■ EXERCISE BRIEF:
Below are the records; copy each line in them that holds the word "this".

■ TASK INPUT:

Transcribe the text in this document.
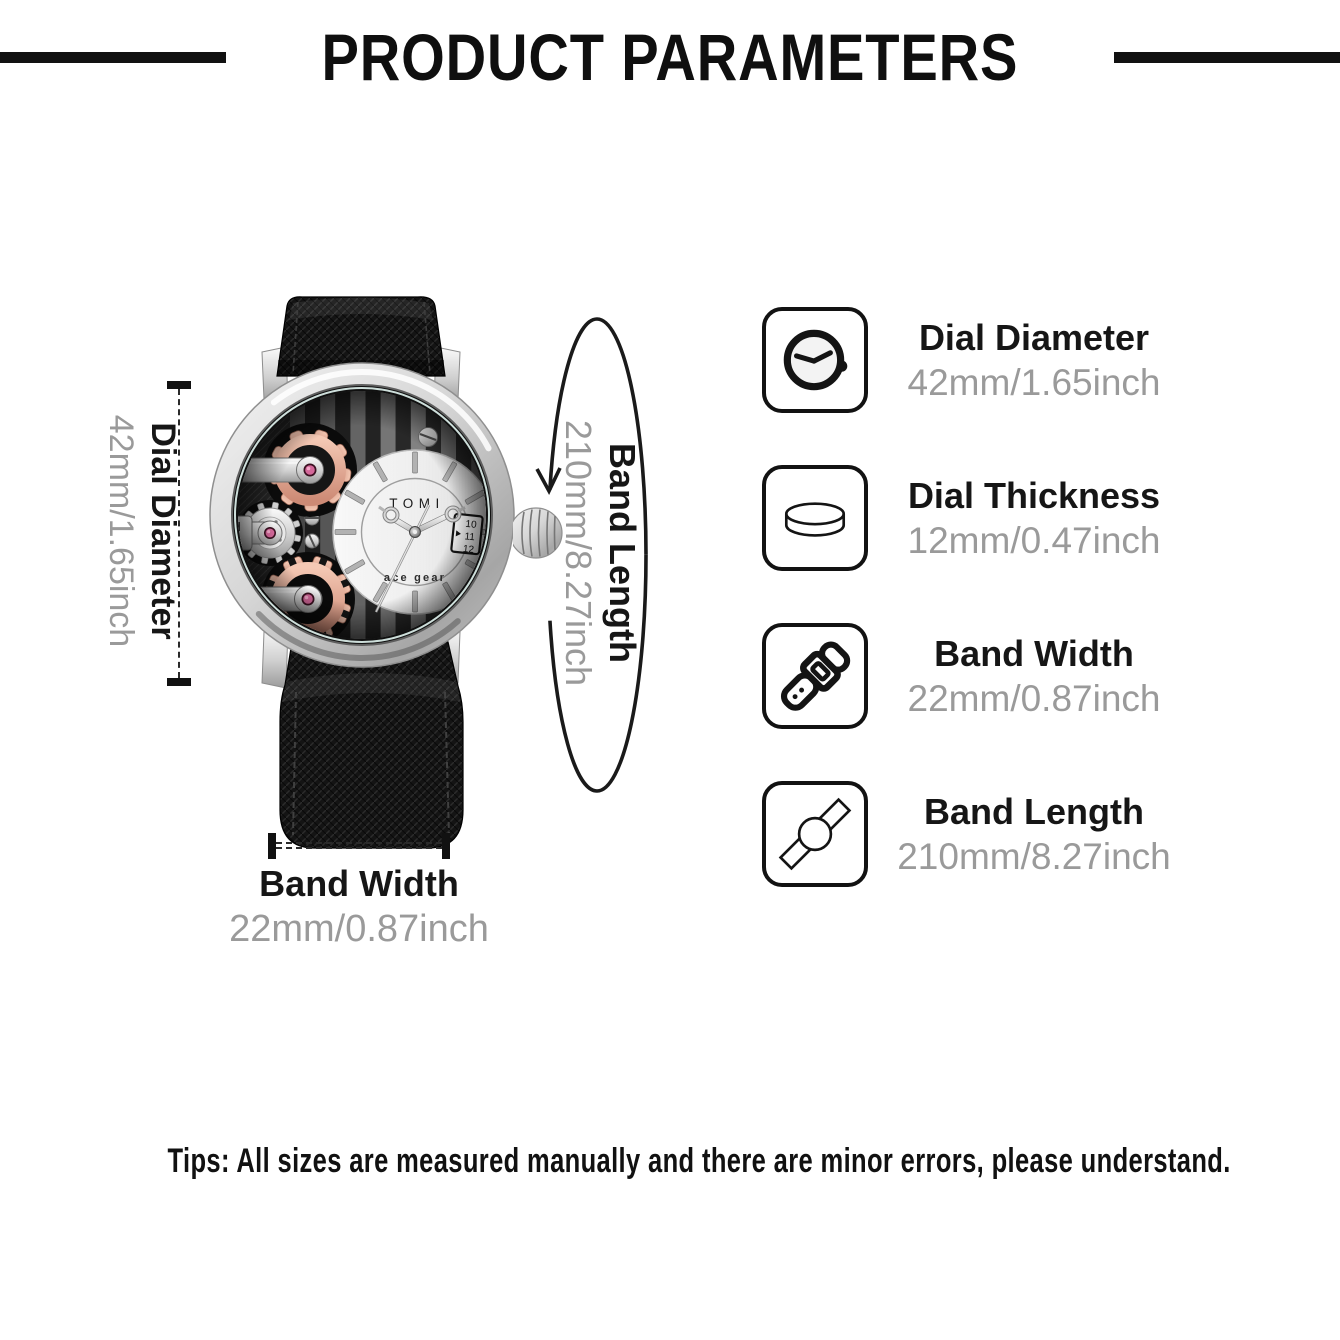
PRODUCT PARAMETERS
Dial Diameter
42mm/1.65inch	Band Length
210mm/8.27inch
Band Width
22mm/0.87inch
Dial Diameter
42mm/1.65inch
Dial Thickness
12mm/0.47inch
Band Width
22mm/0.87inch
Band Length
210mm/8.27inch
Tips: All sizes are measured manually and there are minor errors, please understand.
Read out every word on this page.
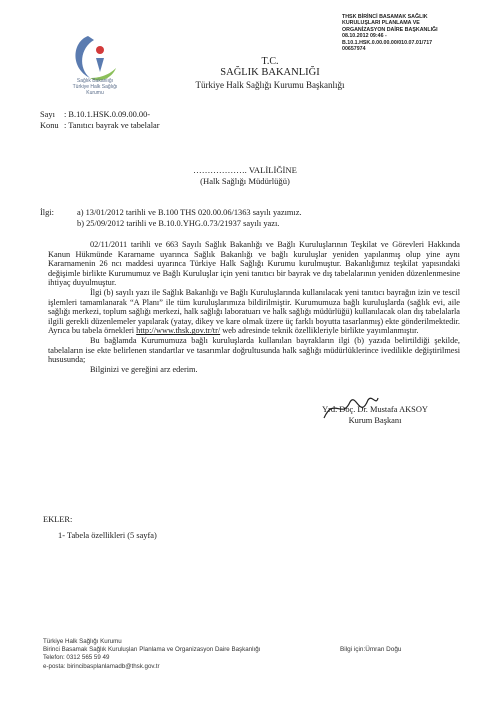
Sağlık Bakanlığı
Türkiye Halk Sağlığı
Kurumu
THSK BİRİNCİ BASAMAK SAĞLIK
KURULUŞLARI PLANLAMA VE
ORGANİZASYON DAİRE BAŞKANLIĞI
08.10.2012 09:46 -
B.10.1.HSK.0.00.00.00/010.07.01/717
00657974
T.C.
SAĞLIK BAKANLIĞI
Türkiye Halk Sağlığı Kurumu Başkanlığı
Sayı : B.10.1.HSK.0.09.00.00-
Konu : Tanıtıcı bayrak ve tabelalar
………………. VALİLİĞİNE
(Halk Sağlığı Müdürlüğü)
İlgi:	a) 13/01/2012 tarihli ve B.100 THS 020.00.06/1363 sayılı yazımız.
b) 25/09/2012 tarihli ve B.10.0.YHG.0.73/21937 sayılı yazı.

02/11/2011 tarihli ve 663 Sayılı Sağlık Bakanlığı ve Bağlı Kuruluşlarının Teşkilat ve Görevleri Hakkında Kanun Hükmünde Kararname uyarınca Sağlık Bakanlığı ve bağlı kuruluşlar yeniden yapılanmış olup yine aynı Kararnamenin 26 ncı maddesi uyarınca Türkiye Halk Sağlığı Kurumu kurulmuştur. Bakanlığımız teşkilat yapısındaki değişimle birlikte Kurumumuz ve Bağlı Kuruluşlar için yeni tanıtıcı bir bayrak ve dış tabelalarının yeniden düzenlenmesine ihtiyaç duyulmuştur.

İlgi (b) sayılı yazı ile Sağlık Bakanlığı ve Bağlı Kuruluşlarında kullanılacak yeni tanıtıcı bayrağın izin ve tescil işlemleri tamamlanarak “A Planı” ile tüm kuruluşlarımıza bildirilmiştir. Kurumumuza bağlı kuruluşlarda (sağlık evi, aile sağlığı merkezi, toplum sağlığı merkezi, halk sağlığı laboratuarı ve halk sağlığı müdürlüğü) kullanılacak olan dış tabelalarla ilgili gerekli düzenlemeler yapılarak (yatay, dikey ve kare olmak üzere üç farklı boyutta tasarlanmış) ekte gönderilmektedir. Ayrıca bu tabela örnekleri http://www.thsk.gov.tr/tr/ web adresinde teknik özellikleriyle birlikte yayımlanmıştır.

Bu bağlamda Kurumumuza bağlı kuruluşlarda kullanılan bayrakların ilgi (b) yazıda belirtildiği şekilde, tabelaların ise ekte belirlenen standartlar ve tasarımlar doğrultusunda halk sağlığı müdürlüklerince ivedilikle değiştirilmesi hususunda;

Bilginizi ve gereğini arz ederim.

Yrd. Doç. Dr. Mustafa AKSOY
Kurum Başkanı
EKLER:
1- Tabela özellikleri (5 sayfa)
Türkiye Halk Sağlığı Kurumu
Birinci Basamak Sağlık Kuruluşları Planlama ve Organizasyon Daire Başkanlığı
Telefon: 0312 565 59 49
e-posta: birincibasplanlamadb@thsk.gov.tr
Bilgi için:Ümran Doğu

■ EXERCISE RESULT:
Transcribe the text in this document.
Read out every word on this page.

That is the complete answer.